| Problem to work on |
Without skipping anything, write out each record below exactly.

━━━━━ Records to use

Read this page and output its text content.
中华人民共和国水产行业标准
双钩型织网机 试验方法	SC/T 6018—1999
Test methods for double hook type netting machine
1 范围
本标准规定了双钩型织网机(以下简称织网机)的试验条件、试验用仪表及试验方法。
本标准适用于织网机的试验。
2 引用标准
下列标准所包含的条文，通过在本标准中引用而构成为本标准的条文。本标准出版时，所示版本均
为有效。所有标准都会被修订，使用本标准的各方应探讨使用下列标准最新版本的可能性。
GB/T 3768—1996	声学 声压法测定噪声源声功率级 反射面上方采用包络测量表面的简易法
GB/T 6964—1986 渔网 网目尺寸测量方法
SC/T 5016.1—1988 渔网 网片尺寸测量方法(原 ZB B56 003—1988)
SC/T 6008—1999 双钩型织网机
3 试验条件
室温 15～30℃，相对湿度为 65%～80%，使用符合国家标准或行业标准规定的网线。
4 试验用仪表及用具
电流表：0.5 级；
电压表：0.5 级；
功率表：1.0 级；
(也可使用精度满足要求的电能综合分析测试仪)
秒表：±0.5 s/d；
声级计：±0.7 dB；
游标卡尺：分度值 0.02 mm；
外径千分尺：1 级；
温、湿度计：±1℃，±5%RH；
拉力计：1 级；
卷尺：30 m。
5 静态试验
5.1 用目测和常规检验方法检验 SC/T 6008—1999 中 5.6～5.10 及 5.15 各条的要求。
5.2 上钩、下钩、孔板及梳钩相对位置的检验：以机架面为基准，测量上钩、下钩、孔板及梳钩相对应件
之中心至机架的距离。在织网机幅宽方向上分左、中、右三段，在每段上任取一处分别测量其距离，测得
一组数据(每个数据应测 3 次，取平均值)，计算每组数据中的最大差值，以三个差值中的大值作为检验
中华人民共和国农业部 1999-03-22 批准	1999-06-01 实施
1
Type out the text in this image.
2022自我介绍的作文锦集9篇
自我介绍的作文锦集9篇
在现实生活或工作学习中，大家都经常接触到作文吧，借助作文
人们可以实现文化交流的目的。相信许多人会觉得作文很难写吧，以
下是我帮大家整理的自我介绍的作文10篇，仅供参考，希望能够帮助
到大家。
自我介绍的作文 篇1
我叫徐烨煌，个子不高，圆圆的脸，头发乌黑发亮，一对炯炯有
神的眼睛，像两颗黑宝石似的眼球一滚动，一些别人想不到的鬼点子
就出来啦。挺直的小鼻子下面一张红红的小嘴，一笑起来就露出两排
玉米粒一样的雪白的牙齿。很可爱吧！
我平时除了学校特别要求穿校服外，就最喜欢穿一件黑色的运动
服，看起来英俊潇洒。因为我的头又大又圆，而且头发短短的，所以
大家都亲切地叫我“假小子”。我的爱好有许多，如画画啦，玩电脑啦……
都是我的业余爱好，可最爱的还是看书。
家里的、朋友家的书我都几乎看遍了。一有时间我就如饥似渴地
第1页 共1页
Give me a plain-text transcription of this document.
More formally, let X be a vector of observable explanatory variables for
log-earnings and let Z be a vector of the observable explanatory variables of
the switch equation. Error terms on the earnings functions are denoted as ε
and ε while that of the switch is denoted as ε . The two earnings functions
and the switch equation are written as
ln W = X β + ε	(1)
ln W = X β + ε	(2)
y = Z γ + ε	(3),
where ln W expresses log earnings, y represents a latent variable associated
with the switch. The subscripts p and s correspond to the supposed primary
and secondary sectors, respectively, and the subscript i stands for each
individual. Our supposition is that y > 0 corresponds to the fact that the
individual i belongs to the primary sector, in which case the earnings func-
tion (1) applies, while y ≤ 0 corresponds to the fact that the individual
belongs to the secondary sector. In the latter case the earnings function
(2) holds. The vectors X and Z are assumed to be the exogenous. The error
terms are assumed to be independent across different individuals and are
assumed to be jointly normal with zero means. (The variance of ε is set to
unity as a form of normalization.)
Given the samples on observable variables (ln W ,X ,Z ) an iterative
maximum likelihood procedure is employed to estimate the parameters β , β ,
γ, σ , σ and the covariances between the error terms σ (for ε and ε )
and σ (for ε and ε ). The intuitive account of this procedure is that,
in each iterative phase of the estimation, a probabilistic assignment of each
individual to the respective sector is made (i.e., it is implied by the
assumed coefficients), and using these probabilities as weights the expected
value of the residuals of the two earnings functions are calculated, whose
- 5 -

━━━━━━━━━━

| Response to the task |
Read this page and output its text content.
中华人民共和国水产行业标准
双钩型织网机 试验方法	SC/T 6018—1999
Test methods for double hook type netting machine
1 范围
本标准规定了双钩型织网机(以下简称织网机)的试验条件、试验用仪表及试验方法。
本标准适用于织网机的试验。
2 引用标准
下列标准所包含的条文，通过在本标准中引用而构成为本标准的条文。本标准出版时，所示版本均
为有效。所有标准都会被修订，使用本标准的各方应探讨使用下列标准最新版本的可能性。
GB/T 3768—1996	声学 声压法测定噪声源声功率级 反射面上方采用包络测量表面的简易法
GB/T 6964—1986 渔网 网目尺寸测量方法
SC/T 5016.1—1988 渔网 网片尺寸测量方法(原 ZB B56 003—1988)
SC/T 6008—1999 双钩型织网机
3 试验条件
室温 15～30℃，相对湿度为 65%～80%，使用符合国家标准或行业标准规定的网线。
4 试验用仪表及用具
电流表：0.5 级；
电压表：0.5 级；
功率表：1.0 级；
(也可使用精度满足要求的电能综合分析测试仪)
秒表：±0.5 s/d；
声级计：±0.7 dB；
游标卡尺：分度值 0.02 mm；
外径千分尺：1 级；
温、湿度计：±1℃，±5%RH；
拉力计：1 级；
卷尺：30 m。
5 静态试验
5.1 用目测和常规检验方法检验 SC/T 6008—1999 中 5.6～5.10 及 5.15 各条的要求。
5.2 上钩、下钩、孔板及梳钩相对位置的检验：以机架面为基准，测量上钩、下钩、孔板及梳钩相对应件
之中心至机架的距离。在织网机幅宽方向上分左、中、右三段，在每段上任取一处分别测量其距离，测得
一组数据(每个数据应测 3 次，取平均值)，计算每组数据中的最大差值，以三个差值中的大值作为检验
中华人民共和国农业部 1999-03-22 批准	1999-06-01 实施
1
Type out the text in this image.
2022自我介绍的作文锦集9篇
自我介绍的作文锦集9篇
在现实生活或工作学习中，大家都经常接触到作文吧，借助作文
人们可以实现文化交流的目的。相信许多人会觉得作文很难写吧，以
下是我帮大家整理的自我介绍的作文10篇，仅供参考，希望能够帮助
到大家。
自我介绍的作文 篇1
我叫徐烨煌，个子不高，圆圆的脸，头发乌黑发亮，一对炯炯有
神的眼睛，像两颗黑宝石似的眼球一滚动，一些别人想不到的鬼点子
就出来啦。挺直的小鼻子下面一张红红的小嘴，一笑起来就露出两排
玉米粒一样的雪白的牙齿。很可爱吧！
我平时除了学校特别要求穿校服外，就最喜欢穿一件黑色的运动
服，看起来英俊潇洒。因为我的头又大又圆，而且头发短短的，所以
大家都亲切地叫我“假小子”。我的爱好有许多，如画画啦，玩电脑啦……
都是我的业余爱好，可最爱的还是看书。
家里的、朋友家的书我都几乎看遍了。一有时间我就如饥似渴地
第1页 共1页
Give me a plain-text transcription of this document.
More formally, let X be a vector of observable explanatory variables for
log-earnings and let Z be a vector of the observable explanatory variables of
the switch equation. Error terms on the earnings functions are denoted as ε
and ε while that of the switch is denoted as ε . The two earnings functions
and the switch equation are written as
ln W = X β + ε	(1)
ln W = X β + ε	(2)
y = Z γ + ε	(3),
where ln W expresses log earnings, y represents a latent variable associated
with the switch. The subscripts p and s correspond to the supposed primary
and secondary sectors, respectively, and the subscript i stands for each
individual. Our supposition is that y > 0 corresponds to the fact that the
individual i belongs to the primary sector, in which case the earnings func-
tion (1) applies, while y ≤ 0 corresponds to the fact that the individual
belongs to the secondary sector. In the latter case the earnings function
(2) holds. The vectors X and Z are assumed to be the exogenous. The error
terms are assumed to be independent across different individuals and are
assumed to be jointly normal with zero means. (The variance of ε is set to
unity as a form of normalization.)
Given the samples on observable variables (ln W ,X ,Z ) an iterative
maximum likelihood procedure is employed to estimate the parameters β , β ,
γ, σ , σ and the covariances between the error terms σ (for ε and ε )
and σ (for ε and ε ). The intuitive account of this procedure is that,
in each iterative phase of the estimation, a probabilistic assignment of each
individual to the respective sector is made (i.e., it is implied by the
assumed coefficients), and using these probabilities as weights the expected
value of the residuals of the two earnings functions are calculated, whose
- 5 -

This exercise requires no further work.